Text to read -
Part of the JEE Main study roadmap. Chemistry topic chem-012 of Chemistry.

By Last updated 3% exam weight

Solutions

🟢 Lite — Quick Review (1h–1d)

Rapid summary for last-minute revision before your JEE Main attempt.

A solution is a homogeneous mixture of two or more components, classified by physical state into solid, liquid, or gaseous solutions. The solute is the component present in smaller amount; the solvent is the medium of dissolution present in larger amount.

Concentration units you must convert between:

UnitFormulaDepends on
Molarity (M)mol solute / L solutionVolume (T-dependent)
Molality (m)mol solute / kg solventMass (T-independent)
Mole fraction (x)mol component / total molDimensionless, Σx = 1

Raoult’s Law (volatile component): P_A = p_A° · x_A; for a non-volatile solute, relative lowering of vapour pressure Δp/p° equals x_solute. Colligative properties (ΔT_b, ΔT_f, π) depend only on particle count and are corrected by the van’t Hoff factor (i).


🟡 Standard — Regular Study (2d–2mo)

Standard content for students with a few days to months.

Raoult’s Law and Vapour Pressure

For an ideal binary liquid solution, Raoult’s Law gives the partial pressure of each component as its pure vapour pressure multiplied by its mole fraction: p_A = p_A° · x_A and p_B = p_B° · x_B. By Dalton’s Law, P_total = p_A°x_A + p_B°x_B.

When A–B intermolecular forces are weaker than A–A and B–B, the solution shows positive deviation (e.g., ethanol + cyclohexane) and forms a minimum-boiling azeotrope. When A–B interactions are stronger, it shows negative deviation (e.g., chloroform + acetone, HNO₃ + H₂O) and forms a maximum-boiling azeotrope. Azeotropes cannot be separated by simple distillation.

Exam tip: JEE frequently frames an assertion-reason around “all positive-deviation solutions have minimum-boiling azeotropes” — true, but the reverse is the easier trap.

Material -
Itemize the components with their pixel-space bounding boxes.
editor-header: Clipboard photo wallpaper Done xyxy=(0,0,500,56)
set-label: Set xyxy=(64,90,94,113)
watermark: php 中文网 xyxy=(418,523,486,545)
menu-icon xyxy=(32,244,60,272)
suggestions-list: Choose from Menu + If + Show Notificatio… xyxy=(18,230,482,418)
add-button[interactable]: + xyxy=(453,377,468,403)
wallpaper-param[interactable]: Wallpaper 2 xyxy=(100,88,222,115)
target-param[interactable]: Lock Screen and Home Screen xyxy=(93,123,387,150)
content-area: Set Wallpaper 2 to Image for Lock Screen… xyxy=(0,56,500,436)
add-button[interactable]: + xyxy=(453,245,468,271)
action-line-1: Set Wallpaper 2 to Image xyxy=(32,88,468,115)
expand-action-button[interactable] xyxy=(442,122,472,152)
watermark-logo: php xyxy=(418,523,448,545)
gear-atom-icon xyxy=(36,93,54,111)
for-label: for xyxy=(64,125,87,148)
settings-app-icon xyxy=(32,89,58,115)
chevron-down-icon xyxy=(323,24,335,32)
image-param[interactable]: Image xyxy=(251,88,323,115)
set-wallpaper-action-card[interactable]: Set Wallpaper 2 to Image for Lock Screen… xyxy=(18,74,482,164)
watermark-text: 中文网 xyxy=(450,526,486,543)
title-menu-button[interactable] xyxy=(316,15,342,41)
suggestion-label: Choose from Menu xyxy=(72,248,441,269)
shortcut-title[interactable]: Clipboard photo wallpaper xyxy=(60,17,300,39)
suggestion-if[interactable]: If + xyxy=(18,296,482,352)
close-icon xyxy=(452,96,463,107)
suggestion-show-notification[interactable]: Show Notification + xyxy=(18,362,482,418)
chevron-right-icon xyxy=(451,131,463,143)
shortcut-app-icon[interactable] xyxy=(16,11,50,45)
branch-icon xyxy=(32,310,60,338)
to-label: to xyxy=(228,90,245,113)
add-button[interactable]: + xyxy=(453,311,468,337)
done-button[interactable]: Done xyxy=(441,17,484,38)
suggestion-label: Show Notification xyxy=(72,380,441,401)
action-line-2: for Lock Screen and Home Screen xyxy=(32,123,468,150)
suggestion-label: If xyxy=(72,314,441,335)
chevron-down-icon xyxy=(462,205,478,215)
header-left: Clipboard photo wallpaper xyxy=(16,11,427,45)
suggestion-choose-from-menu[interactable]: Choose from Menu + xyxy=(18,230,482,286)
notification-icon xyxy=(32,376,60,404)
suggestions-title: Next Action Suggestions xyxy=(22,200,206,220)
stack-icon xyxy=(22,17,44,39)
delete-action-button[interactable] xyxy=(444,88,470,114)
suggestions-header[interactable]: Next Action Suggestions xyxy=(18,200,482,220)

What is required - Reproduce the entire text above on solutions, word for word, with every symbol and line in its original order.

Final answer -
Part of the JEE Main study roadmap. Chemistry topic chem-012 of Chemistry.

By Last updated 3% exam weight

Solutions

🟢 Lite — Quick Review (1h–1d)

Rapid summary for last-minute revision before your JEE Main attempt.

A solution is a homogeneous mixture of two or more components, classified by physical state into solid, liquid, or gaseous solutions. The solute is the component present in smaller amount; the solvent is the medium of dissolution present in larger amount.

Concentration units you must convert between:

UnitFormulaDepends on
Molarity (M)mol solute / L solutionVolume (T-dependent)
Molality (m)mol solute / kg solventMass (T-independent)
Mole fraction (x)mol component / total molDimensionless, Σx = 1

Raoult’s Law (volatile component): P_A = p_A° · x_A; for a non-volatile solute, relative lowering of vapour pressure Δp/p° equals x_solute. Colligative properties (ΔT_b, ΔT_f, π) depend only on particle count and are corrected by the van’t Hoff factor (i).


🟡 Standard — Regular Study (2d–2mo)

Standard content for students with a few days to months.

Raoult’s Law and Vapour Pressure

For an ideal binary liquid solution, Raoult’s Law gives the partial pressure of each component as its pure vapour pressure multiplied by its mole fraction: p_A = p_A° · x_A and p_B = p_B° · x_B. By Dalton’s Law, P_total = p_A°x_A + p_B°x_B.

When A–B intermolecular forces are weaker than A–A and B–B, the solution shows positive deviation (e.g., ethanol + cyclohexane) and forms a minimum-boiling azeotrope. When A–B interactions are stronger, it shows negative deviation (e.g., chloroform + acetone, HNO₃ + H₂O) and forms a maximum-boiling azeotrope. Azeotropes cannot be separated by simple distillation.

Exam tip: JEE frequently frames an assertion-reason around “all positive-deviation solutions have minimum-boiling azeotropes” — true, but the reverse is the easier trap.